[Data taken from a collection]
##########
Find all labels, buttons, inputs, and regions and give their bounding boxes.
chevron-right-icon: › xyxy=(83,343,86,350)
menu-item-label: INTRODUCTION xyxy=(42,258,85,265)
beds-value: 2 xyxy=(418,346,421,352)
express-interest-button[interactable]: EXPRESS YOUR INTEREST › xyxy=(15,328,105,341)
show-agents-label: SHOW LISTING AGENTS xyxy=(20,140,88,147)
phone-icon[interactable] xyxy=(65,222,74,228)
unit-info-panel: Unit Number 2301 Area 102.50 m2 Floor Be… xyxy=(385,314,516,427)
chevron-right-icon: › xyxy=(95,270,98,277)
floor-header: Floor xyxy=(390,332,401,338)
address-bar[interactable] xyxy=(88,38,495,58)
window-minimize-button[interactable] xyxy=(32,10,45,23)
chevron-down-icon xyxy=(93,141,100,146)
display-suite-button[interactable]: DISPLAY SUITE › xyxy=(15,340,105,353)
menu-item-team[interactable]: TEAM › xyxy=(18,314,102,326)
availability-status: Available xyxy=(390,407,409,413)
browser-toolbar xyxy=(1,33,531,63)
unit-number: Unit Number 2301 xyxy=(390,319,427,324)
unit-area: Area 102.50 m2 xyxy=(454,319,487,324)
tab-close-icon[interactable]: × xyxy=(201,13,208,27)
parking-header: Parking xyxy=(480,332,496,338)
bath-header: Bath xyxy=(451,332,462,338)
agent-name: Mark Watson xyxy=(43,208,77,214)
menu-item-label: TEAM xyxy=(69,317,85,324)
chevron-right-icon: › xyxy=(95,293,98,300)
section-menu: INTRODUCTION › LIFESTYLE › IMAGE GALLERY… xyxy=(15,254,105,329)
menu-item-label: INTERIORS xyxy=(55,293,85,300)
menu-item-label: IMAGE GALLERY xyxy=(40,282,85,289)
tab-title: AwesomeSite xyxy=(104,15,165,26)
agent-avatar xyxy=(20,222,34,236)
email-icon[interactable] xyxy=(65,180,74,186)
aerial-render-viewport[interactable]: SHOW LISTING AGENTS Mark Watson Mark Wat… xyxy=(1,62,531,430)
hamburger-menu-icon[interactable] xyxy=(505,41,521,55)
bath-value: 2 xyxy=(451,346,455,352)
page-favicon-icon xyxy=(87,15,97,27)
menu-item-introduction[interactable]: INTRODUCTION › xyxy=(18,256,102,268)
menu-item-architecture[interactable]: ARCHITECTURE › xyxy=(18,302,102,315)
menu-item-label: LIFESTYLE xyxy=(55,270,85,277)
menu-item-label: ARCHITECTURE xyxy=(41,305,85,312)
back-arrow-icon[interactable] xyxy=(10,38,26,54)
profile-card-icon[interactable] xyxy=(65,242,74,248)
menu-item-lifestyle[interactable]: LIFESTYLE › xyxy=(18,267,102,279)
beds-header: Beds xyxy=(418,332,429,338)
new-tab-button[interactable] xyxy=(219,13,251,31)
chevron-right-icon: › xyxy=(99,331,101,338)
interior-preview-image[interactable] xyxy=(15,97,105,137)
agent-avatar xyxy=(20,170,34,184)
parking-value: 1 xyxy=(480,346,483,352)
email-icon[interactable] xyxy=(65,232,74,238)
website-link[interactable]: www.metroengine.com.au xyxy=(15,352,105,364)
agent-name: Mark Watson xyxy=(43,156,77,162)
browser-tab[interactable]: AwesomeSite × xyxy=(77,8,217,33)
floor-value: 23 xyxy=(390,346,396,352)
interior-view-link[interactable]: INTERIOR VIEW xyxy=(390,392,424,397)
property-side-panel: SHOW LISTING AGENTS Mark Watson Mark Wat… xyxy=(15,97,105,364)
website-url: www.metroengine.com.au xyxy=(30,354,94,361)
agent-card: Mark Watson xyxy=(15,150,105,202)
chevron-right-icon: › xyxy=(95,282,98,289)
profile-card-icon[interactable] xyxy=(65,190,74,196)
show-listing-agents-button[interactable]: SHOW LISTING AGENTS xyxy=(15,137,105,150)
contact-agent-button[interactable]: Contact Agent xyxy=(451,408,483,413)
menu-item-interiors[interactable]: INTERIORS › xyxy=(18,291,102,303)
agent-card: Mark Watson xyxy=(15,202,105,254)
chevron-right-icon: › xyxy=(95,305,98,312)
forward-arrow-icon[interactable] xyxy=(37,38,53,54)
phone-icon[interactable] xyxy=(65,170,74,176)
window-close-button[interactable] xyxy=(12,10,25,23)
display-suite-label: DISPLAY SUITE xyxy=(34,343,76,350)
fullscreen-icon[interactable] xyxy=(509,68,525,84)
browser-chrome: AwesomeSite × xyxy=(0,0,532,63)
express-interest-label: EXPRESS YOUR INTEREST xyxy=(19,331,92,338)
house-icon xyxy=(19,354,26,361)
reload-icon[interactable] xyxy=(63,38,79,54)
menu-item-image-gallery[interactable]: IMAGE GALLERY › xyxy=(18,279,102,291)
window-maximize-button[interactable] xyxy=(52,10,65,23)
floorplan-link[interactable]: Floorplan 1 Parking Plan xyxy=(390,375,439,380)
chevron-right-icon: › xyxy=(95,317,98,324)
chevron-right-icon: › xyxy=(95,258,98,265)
##########
*TASK DIRECTIONS*:
Copy the records above line for line, without altering a single character.

*RESPONSE BELOW*:
Find all labels, buttons, inputs, and regions and give their bounding boxes.
chevron-right-icon: › xyxy=(83,343,86,350)
menu-item-label: INTRODUCTION xyxy=(42,258,85,265)
beds-value: 2 xyxy=(418,346,421,352)
express-interest-button[interactable]: EXPRESS YOUR INTEREST › xyxy=(15,328,105,341)
show-agents-label: SHOW LISTING AGENTS xyxy=(20,140,88,147)
phone-icon[interactable] xyxy=(65,222,74,228)
unit-info-panel: Unit Number 2301 Area 102.50 m2 Floor Be… xyxy=(385,314,516,427)
chevron-right-icon: › xyxy=(95,270,98,277)
floor-header: Floor xyxy=(390,332,401,338)
address-bar[interactable] xyxy=(88,38,495,58)
window-minimize-button[interactable] xyxy=(32,10,45,23)
chevron-down-icon xyxy=(93,141,100,146)
display-suite-button[interactable]: DISPLAY SUITE › xyxy=(15,340,105,353)
menu-item-team[interactable]: TEAM › xyxy=(18,314,102,326)
availability-status: Available xyxy=(390,407,409,413)
browser-toolbar xyxy=(1,33,531,63)
unit-number: Unit Number 2301 xyxy=(390,319,427,324)
unit-area: Area 102.50 m2 xyxy=(454,319,487,324)
tab-close-icon[interactable]: × xyxy=(201,13,208,27)
parking-header: Parking xyxy=(480,332,496,338)
bath-header: Bath xyxy=(451,332,462,338)
agent-name: Mark Watson xyxy=(43,208,77,214)
menu-item-label: TEAM xyxy=(69,317,85,324)
chevron-right-icon: › xyxy=(95,293,98,300)
section-menu: INTRODUCTION › LIFESTYLE › IMAGE GALLERY… xyxy=(15,254,105,329)
menu-item-label: INTERIORS xyxy=(55,293,85,300)
menu-item-label: IMAGE GALLERY xyxy=(40,282,85,289)
tab-title: AwesomeSite xyxy=(104,15,165,26)
agent-avatar xyxy=(20,222,34,236)
email-icon[interactable] xyxy=(65,180,74,186)
aerial-render-viewport[interactable]: SHOW LISTING AGENTS Mark Watson Mark Wat… xyxy=(1,62,531,430)
hamburger-menu-icon[interactable] xyxy=(505,41,521,55)
bath-value: 2 xyxy=(451,346,455,352)
page-favicon-icon xyxy=(87,15,97,27)
menu-item-introduction[interactable]: INTRODUCTION › xyxy=(18,256,102,268)
menu-item-architecture[interactable]: ARCHITECTURE › xyxy=(18,302,102,315)
menu-item-label: LIFESTYLE xyxy=(55,270,85,277)
menu-item-label: ARCHITECTURE xyxy=(41,305,85,312)
back-arrow-icon[interactable] xyxy=(10,38,26,54)
profile-card-icon[interactable] xyxy=(65,242,74,248)
menu-item-lifestyle[interactable]: LIFESTYLE › xyxy=(18,267,102,279)
beds-header: Beds xyxy=(418,332,429,338)
new-tab-button[interactable] xyxy=(219,13,251,31)
chevron-right-icon: › xyxy=(99,331,101,338)
interior-preview-image[interactable] xyxy=(15,97,105,137)
agent-avatar xyxy=(20,170,34,184)
parking-value: 1 xyxy=(480,346,483,352)
email-icon[interactable] xyxy=(65,232,74,238)
website-link[interactable]: www.metroengine.com.au xyxy=(15,352,105,364)
agent-name: Mark Watson xyxy=(43,156,77,162)
browser-tab[interactable]: AwesomeSite × xyxy=(77,8,217,33)
floor-value: 23 xyxy=(390,346,396,352)
interior-view-link[interactable]: INTERIOR VIEW xyxy=(390,392,424,397)
property-side-panel: SHOW LISTING AGENTS Mark Watson Mark Wat… xyxy=(15,97,105,364)
website-url: www.metroengine.com.au xyxy=(30,354,94,361)
agent-card: Mark Watson xyxy=(15,150,105,202)
chevron-right-icon: › xyxy=(95,282,98,289)
profile-card-icon[interactable] xyxy=(65,190,74,196)
show-listing-agents-button[interactable]: SHOW LISTING AGENTS xyxy=(15,137,105,150)
contact-agent-button[interactable]: Contact Agent xyxy=(451,408,483,413)
menu-item-interiors[interactable]: INTERIORS › xyxy=(18,291,102,303)
agent-card: Mark Watson xyxy=(15,202,105,254)
chevron-right-icon: › xyxy=(95,305,98,312)
forward-arrow-icon[interactable] xyxy=(37,38,53,54)
phone-icon[interactable] xyxy=(65,170,74,176)
window-close-button[interactable] xyxy=(12,10,25,23)
display-suite-label: DISPLAY SUITE xyxy=(34,343,76,350)
fullscreen-icon[interactable] xyxy=(509,68,525,84)
browser-chrome: AwesomeSite × xyxy=(0,0,532,63)
express-interest-label: EXPRESS YOUR INTEREST xyxy=(19,331,92,338)
house-icon xyxy=(19,354,26,361)
reload-icon[interactable] xyxy=(63,38,79,54)
menu-item-image-gallery[interactable]: IMAGE GALLERY › xyxy=(18,279,102,291)
window-maximize-button[interactable] xyxy=(52,10,65,23)
floorplan-link[interactable]: Floorplan 1 Parking Plan xyxy=(390,375,439,380)
chevron-right-icon: › xyxy=(95,317,98,324)
chevron-right-icon: › xyxy=(95,258,98,265)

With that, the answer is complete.